» **Aim of the task**:
In the following material, identify every line holding the string "summary" and return it.

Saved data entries
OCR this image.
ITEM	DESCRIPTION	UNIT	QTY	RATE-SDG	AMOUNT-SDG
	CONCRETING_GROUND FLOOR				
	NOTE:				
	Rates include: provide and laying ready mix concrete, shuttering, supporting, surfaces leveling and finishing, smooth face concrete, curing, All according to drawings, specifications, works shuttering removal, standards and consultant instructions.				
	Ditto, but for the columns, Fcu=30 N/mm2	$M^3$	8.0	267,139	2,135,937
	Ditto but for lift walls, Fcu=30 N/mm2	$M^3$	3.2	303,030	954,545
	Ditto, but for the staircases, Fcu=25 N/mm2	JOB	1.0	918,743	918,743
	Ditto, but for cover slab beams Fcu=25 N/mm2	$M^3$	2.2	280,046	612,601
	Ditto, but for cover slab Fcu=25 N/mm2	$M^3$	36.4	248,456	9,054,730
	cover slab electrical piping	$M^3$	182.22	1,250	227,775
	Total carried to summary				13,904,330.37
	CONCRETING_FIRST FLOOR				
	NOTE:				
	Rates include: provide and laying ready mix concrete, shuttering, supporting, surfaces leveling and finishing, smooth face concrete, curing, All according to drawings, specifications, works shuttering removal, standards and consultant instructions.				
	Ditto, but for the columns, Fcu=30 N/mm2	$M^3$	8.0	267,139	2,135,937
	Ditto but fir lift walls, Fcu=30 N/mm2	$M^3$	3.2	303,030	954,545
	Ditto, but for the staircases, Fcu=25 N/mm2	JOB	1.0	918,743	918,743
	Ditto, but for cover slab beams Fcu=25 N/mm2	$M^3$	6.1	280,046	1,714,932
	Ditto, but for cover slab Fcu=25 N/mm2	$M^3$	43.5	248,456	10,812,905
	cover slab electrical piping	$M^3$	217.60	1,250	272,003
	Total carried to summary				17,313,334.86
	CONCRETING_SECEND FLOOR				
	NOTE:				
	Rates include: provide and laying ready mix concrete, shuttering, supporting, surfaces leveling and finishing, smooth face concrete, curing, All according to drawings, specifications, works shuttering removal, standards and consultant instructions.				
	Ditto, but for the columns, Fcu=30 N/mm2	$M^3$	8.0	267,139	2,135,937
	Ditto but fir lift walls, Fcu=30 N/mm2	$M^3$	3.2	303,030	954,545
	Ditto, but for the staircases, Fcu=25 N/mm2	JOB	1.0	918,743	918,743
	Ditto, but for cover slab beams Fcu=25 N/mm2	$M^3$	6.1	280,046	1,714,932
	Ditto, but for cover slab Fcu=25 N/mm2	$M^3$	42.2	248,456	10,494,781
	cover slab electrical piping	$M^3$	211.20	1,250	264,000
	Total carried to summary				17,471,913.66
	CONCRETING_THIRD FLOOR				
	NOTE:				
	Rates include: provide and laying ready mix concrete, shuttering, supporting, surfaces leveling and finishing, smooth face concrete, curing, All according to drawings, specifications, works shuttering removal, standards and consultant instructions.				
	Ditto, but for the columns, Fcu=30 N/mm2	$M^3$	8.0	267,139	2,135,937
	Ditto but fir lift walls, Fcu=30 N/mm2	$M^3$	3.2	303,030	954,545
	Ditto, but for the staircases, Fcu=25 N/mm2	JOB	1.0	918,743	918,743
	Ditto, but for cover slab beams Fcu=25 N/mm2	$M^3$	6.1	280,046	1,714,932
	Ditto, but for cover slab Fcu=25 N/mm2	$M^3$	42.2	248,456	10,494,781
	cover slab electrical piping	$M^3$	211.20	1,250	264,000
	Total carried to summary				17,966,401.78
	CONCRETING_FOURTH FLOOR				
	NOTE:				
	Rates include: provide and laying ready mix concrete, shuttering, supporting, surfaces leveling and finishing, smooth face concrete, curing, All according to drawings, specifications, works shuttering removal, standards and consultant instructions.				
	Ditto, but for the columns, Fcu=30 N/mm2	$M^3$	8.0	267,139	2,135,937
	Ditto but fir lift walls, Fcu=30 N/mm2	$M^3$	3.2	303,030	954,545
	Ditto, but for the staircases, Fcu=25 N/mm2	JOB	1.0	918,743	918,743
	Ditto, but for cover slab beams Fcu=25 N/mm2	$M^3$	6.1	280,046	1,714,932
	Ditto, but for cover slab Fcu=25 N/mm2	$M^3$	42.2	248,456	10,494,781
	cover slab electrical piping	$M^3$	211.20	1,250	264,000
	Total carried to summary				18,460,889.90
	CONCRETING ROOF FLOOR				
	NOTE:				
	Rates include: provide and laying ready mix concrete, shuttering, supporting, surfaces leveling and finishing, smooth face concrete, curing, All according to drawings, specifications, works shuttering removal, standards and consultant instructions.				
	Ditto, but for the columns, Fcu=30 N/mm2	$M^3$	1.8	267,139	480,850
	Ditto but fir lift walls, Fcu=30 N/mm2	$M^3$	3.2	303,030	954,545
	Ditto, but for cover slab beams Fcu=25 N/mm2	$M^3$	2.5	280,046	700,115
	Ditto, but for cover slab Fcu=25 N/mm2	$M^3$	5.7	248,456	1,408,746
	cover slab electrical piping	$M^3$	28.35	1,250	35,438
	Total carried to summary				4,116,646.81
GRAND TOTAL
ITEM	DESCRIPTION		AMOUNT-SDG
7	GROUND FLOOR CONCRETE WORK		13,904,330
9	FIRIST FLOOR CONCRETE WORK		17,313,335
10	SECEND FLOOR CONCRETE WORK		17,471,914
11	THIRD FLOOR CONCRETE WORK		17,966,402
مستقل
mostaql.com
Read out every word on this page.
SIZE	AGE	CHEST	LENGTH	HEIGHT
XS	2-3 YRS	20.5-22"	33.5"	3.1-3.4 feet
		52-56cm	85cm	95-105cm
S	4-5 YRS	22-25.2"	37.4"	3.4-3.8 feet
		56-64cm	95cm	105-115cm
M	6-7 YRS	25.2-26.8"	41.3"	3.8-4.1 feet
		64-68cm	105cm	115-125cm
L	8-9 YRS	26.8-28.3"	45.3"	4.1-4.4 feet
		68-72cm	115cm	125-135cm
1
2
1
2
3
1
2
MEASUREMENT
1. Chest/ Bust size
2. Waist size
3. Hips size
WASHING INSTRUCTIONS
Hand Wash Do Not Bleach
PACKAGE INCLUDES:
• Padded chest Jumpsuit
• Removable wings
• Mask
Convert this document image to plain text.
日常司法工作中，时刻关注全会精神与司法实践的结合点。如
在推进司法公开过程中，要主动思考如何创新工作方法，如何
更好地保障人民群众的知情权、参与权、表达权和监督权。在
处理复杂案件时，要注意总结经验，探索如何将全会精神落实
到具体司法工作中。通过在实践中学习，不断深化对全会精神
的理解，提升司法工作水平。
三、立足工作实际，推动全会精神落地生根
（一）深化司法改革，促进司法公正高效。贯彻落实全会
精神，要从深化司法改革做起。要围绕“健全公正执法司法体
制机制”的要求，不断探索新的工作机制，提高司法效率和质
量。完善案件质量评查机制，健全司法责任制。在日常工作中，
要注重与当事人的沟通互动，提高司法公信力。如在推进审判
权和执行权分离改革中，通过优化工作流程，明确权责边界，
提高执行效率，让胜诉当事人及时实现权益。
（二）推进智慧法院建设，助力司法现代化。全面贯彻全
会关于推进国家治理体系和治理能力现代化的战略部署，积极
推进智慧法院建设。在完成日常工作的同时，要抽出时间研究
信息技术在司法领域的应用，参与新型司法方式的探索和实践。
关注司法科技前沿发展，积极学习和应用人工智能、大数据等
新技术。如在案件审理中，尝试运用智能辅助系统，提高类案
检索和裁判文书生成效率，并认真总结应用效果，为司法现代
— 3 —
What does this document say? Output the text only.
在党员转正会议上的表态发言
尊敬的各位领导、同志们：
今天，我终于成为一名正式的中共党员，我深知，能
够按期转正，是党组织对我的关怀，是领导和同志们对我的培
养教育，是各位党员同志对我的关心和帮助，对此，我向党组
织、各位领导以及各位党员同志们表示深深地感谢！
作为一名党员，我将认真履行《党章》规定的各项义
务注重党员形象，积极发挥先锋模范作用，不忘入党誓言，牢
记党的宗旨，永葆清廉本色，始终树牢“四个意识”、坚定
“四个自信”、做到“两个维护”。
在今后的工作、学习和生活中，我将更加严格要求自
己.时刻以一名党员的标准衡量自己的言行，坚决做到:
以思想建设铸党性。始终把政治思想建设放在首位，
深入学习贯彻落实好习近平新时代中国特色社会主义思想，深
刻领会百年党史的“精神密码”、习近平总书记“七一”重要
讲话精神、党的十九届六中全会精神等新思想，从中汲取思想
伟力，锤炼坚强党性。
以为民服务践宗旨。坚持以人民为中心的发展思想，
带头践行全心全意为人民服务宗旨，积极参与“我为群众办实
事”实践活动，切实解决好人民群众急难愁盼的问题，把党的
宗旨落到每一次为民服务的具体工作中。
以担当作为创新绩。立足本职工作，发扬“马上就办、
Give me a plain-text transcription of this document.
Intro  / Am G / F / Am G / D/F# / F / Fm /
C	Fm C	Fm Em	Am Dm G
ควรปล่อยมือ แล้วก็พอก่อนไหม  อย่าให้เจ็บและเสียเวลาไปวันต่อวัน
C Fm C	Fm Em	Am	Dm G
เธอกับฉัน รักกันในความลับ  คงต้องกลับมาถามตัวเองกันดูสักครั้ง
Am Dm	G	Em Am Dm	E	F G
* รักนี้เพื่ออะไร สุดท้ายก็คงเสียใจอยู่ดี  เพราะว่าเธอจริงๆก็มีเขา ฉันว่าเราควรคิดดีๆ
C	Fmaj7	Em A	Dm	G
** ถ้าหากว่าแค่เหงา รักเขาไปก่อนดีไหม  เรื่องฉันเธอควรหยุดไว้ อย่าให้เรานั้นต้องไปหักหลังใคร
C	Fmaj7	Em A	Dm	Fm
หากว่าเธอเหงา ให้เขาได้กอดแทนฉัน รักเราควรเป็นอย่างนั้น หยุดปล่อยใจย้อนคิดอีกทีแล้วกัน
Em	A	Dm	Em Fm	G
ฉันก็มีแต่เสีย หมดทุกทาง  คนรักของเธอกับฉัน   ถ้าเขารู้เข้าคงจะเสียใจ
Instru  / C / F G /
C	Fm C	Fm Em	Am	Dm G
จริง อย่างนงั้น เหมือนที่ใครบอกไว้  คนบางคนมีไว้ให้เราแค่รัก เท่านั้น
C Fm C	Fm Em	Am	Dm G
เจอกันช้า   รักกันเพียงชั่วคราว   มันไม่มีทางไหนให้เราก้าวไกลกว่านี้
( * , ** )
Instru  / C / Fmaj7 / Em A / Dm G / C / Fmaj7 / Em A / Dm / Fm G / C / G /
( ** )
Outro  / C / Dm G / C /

» **Exercise response**:
	Total carried to summary				13,904,330.37
	Total carried to summary				17,313,334.86
	Total carried to summary				17,471,913.66
	Total carried to summary				17,966,401.78
	Total carried to summary				18,460,889.90
	Total carried to summary				4,116,646.81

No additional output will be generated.